Challenges.
• a. In the text on conspiracy to defile, condense the paragraph beginning "Every one commits the misdemeanor of conspiracy" into a short list that keeps its main facts.
• b. Quote the text on conspiracy to defile word for word, starting at "(SUBMITTED.) Provided, that" and ending at "AND DISINTERRING THEM.".

Text section.
CONSPIRACY TO DEFILE.

1 Every one commits the misdemeanor of conspiracy who agrees with any other person to induce any woman to commit adultery or fornication, or to take any woman from the lawful custody of her parents, in order to marry her to any person without their consent:

(SUBMITTED.) Provided, that an agreement between a man and a woman to commit fornication or adultery, or that the woman shall leave the lawful custody of her parents without their consent, in order to marry the man, is not a conspiracy.

ARTICLE 175.

PREVENTING THE BURIAL OF DEAD BODIES AND DISINTERRING THEM.

Supplied entries.
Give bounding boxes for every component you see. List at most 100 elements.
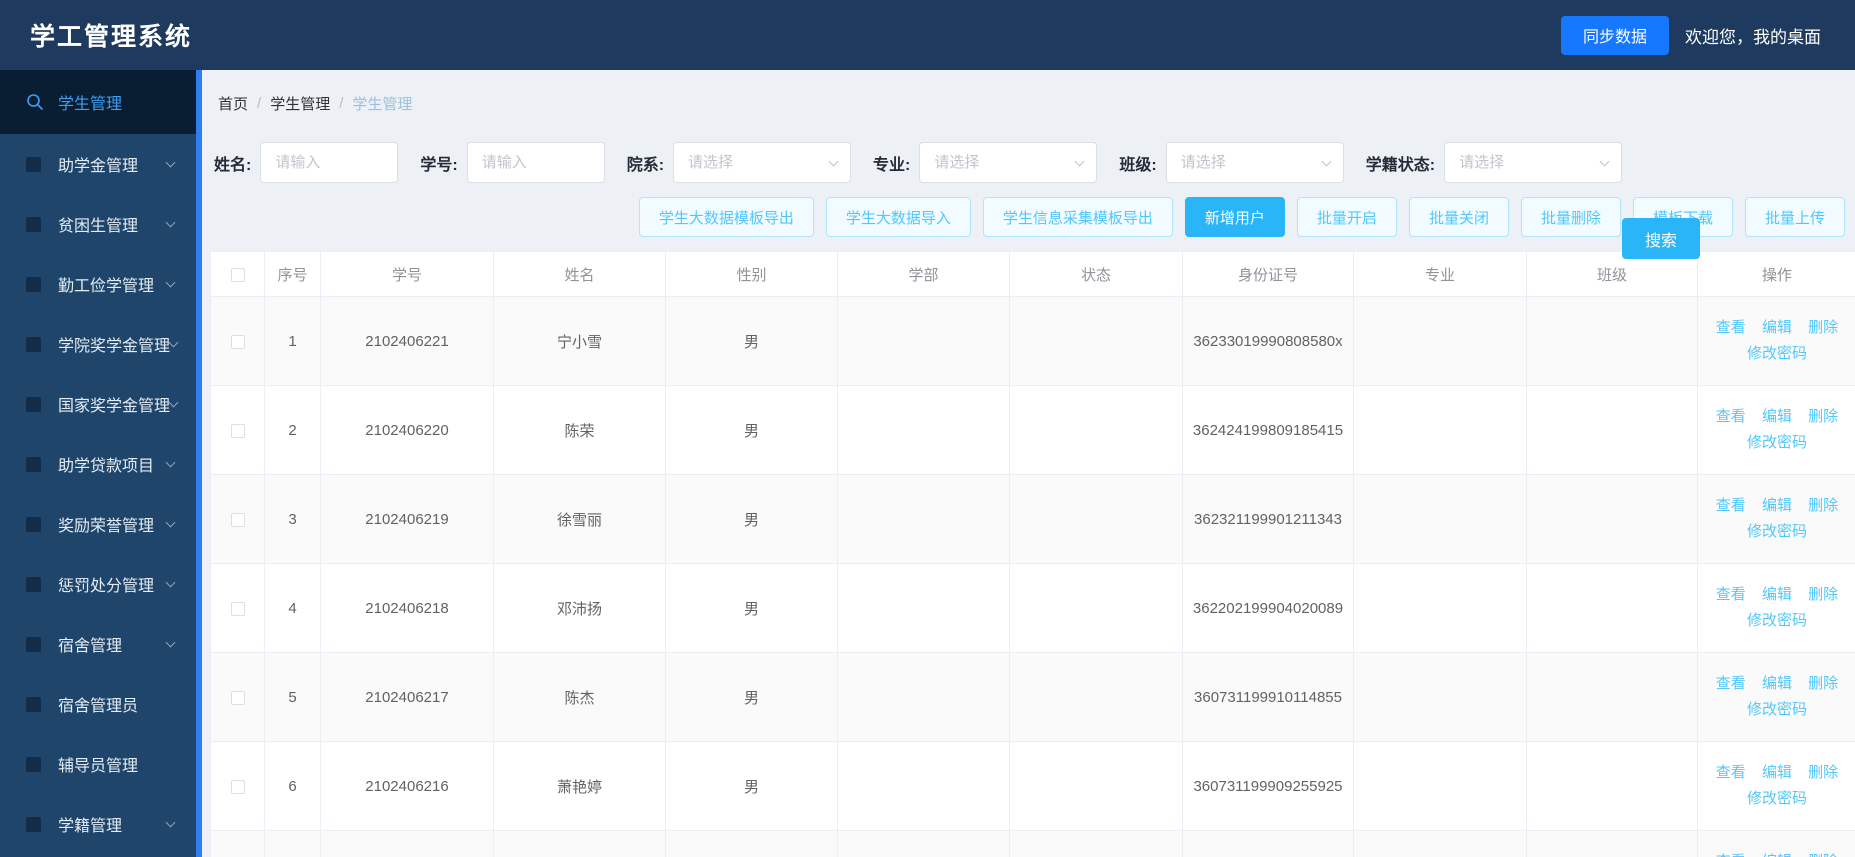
table-row: 1 2102406221 宁小雪 男 36233019990808580x 查看 (210, 296, 1855, 386)
add-user-button[interactable]: 新增用户 (1184, 197, 1285, 237)
cell-gender: 男 (665, 474, 838, 564)
filter-input[interactable] (919, 142, 1098, 183)
sidebar-item[interactable]: 学籍管理 (0, 794, 196, 854)
edit-link[interactable]: 编辑 (1762, 408, 1792, 425)
breadcrumb-section[interactable]: 学生管理 (270, 93, 330, 114)
cell-index: 3 (264, 474, 321, 564)
delete-link[interactable]: 删除 (1808, 853, 1838, 857)
cell-actions: 查看 编辑 删除 修改密码 (1697, 474, 1855, 564)
edit-link[interactable]: 编辑 (1762, 319, 1792, 336)
cell-id-number: 362321199901211343 (1182, 474, 1354, 564)
sidebar-item[interactable]: 宿舍管理 (0, 614, 196, 674)
sidebar-item[interactable]: 贫困生管理 (0, 194, 196, 254)
filter-control (466, 142, 605, 183)
menu-item-icon (26, 696, 41, 712)
view-link[interactable]: 查看 (1716, 497, 1746, 514)
toolbar-button[interactable]: 批量删除 (1520, 197, 1621, 237)
search-button[interactable]: 搜索 (1622, 218, 1701, 259)
toolbar-button[interactable]: 批量开启 (1296, 197, 1397, 237)
row-checkbox[interactable] (230, 334, 245, 349)
checkbox-cell (210, 474, 265, 564)
table-row: 查看 编辑 删除 修改密码 (210, 830, 1855, 857)
change-password-link[interactable]: 修改密码 (1747, 345, 1807, 362)
delete-link[interactable]: 删除 (1808, 675, 1838, 692)
sidebar-item-label: 学籍管理 (58, 818, 123, 835)
select-all-checkbox[interactable] (230, 267, 245, 282)
sidebar-item[interactable]: 助学贷款项目 (0, 434, 196, 494)
view-link[interactable]: 查看 (1716, 408, 1746, 425)
menu-item-icon (26, 336, 41, 352)
edit-link[interactable]: 编辑 (1762, 764, 1792, 781)
toolbar-button[interactable]: 学生大数据导入 (825, 197, 971, 237)
table-row: 5 2102406217 陈杰 男 360731199910114855 查看 (210, 652, 1855, 742)
row-checkbox[interactable] (230, 690, 245, 705)
view-link[interactable]: 查看 (1716, 853, 1746, 857)
filter-input[interactable] (466, 142, 605, 183)
cell-actions: 查看 编辑 删除 修改密码 (1697, 830, 1855, 857)
breadcrumb-home[interactable]: 首页 (218, 93, 248, 114)
sidebar-item[interactable]: 奖励荣誉管理 (0, 494, 196, 554)
toolbar-button[interactable]: 学生大数据模板导出 (638, 197, 814, 237)
cell-name: 邓沛扬 (493, 563, 666, 653)
sidebar-item[interactable]: 学院奖学金管理 (0, 314, 196, 374)
toolbar-button[interactable]: 批量上传 (1744, 197, 1845, 237)
filter-control (919, 142, 1098, 183)
view-link[interactable]: 查看 (1716, 586, 1746, 603)
edit-link[interactable]: 编辑 (1762, 675, 1792, 692)
filter-field: 专业: (873, 142, 1098, 183)
change-password-link[interactable]: 修改密码 (1747, 612, 1807, 629)
filter-input[interactable] (1165, 142, 1344, 183)
menu-item-icon (26, 756, 41, 772)
row-checkbox[interactable] (230, 601, 245, 616)
cell-class (1526, 652, 1698, 742)
delete-link[interactable]: 删除 (1808, 764, 1838, 781)
sidebar-item[interactable]: 学生管理 (0, 70, 196, 134)
column-header: 学号 (320, 251, 494, 297)
cell-major (1353, 385, 1527, 475)
chevron-down-icon (165, 577, 176, 587)
row-checkbox[interactable] (230, 423, 245, 438)
breadcrumb-current: 学生管理 (352, 96, 413, 113)
change-password-link[interactable]: 修改密码 (1747, 701, 1807, 718)
students-table: 序号 学号 姓名 性别 学部 状态 身份证号 专业 班级 操作 1 2102406221 宁小雪 … (210, 251, 1855, 857)
sidebar-item[interactable]: 辅导员管理 (0, 734, 196, 794)
edit-link[interactable]: 编辑 (1762, 586, 1792, 603)
view-link[interactable]: 查看 (1716, 764, 1746, 781)
row-checkbox[interactable] (230, 512, 245, 527)
sidebar-item-label: 学生管理 (58, 96, 123, 113)
filter-field: 院系: (627, 142, 852, 183)
filter-input[interactable] (260, 142, 399, 183)
sidebar-item-label: 奖励荣誉管理 (58, 518, 155, 535)
sidebar-item[interactable]: 助学金管理 (0, 134, 196, 194)
sidebar-item[interactable]: 宿舍管理员 (0, 674, 196, 734)
filter-input[interactable] (1444, 142, 1623, 183)
sidebar-item[interactable]: 惩罚处分管理 (0, 554, 196, 614)
delete-link[interactable]: 删除 (1808, 319, 1838, 336)
change-password-link[interactable]: 修改密码 (1747, 434, 1807, 451)
sidebar-item[interactable]: 国家奖学金管理 (0, 374, 196, 434)
column-header: 身份证号 (1182, 251, 1354, 297)
filter-input[interactable] (673, 142, 852, 183)
sidebar-item[interactable]: 勤工俭学管理 (0, 254, 196, 314)
change-password-link[interactable]: 修改密码 (1747, 790, 1807, 807)
cell-actions: 查看 编辑 删除 修改密码 (1697, 563, 1855, 653)
menu-item-icon (26, 576, 41, 592)
cell-actions: 查看 编辑 删除 修改密码 (1697, 385, 1855, 475)
view-link[interactable]: 查看 (1716, 319, 1746, 336)
sync-data-button[interactable]: 同步数据 (1560, 15, 1669, 55)
toolbar-button[interactable]: 学生信息采集模板导出 (982, 197, 1173, 237)
change-password-link[interactable]: 修改密码 (1747, 523, 1807, 540)
view-link[interactable]: 查看 (1716, 675, 1746, 692)
delete-link[interactable]: 删除 (1808, 408, 1838, 425)
sidebar-item-label: 宿舍管理 (58, 638, 123, 655)
delete-link[interactable]: 删除 (1808, 586, 1838, 603)
sidebar-item-label: 助学贷款项目 (58, 458, 155, 475)
filter-field: 班级: (1119, 142, 1344, 183)
chevron-down-icon (165, 457, 176, 467)
toolbar-button[interactable]: 批量关闭 (1408, 197, 1509, 237)
delete-link[interactable]: 删除 (1808, 497, 1838, 514)
edit-link[interactable]: 编辑 (1762, 853, 1792, 857)
row-checkbox[interactable] (230, 779, 245, 794)
checkbox-cell (210, 652, 265, 742)
edit-link[interactable]: 编辑 (1762, 497, 1792, 514)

Solution set.
• a.
A person commits the misdemeanor of conspiracy by agreeing with any other person to:
- induce any woman to commit adultery or fornication, or
- take any woman from her parents' lawful custody to marry her to anyone without their consent.

• b.
(SUBMITTED.) Provided, that an agreement between a man and a woman to commit fornication or adultery, or that the woman shall leave the lawful custody of her parents without their consent, in order to marry the man, is not a conspiracy.

ARTICLE 175.

PREVENTING THE BURIAL OF DEAD BODIES AND DISINTERRING THEM.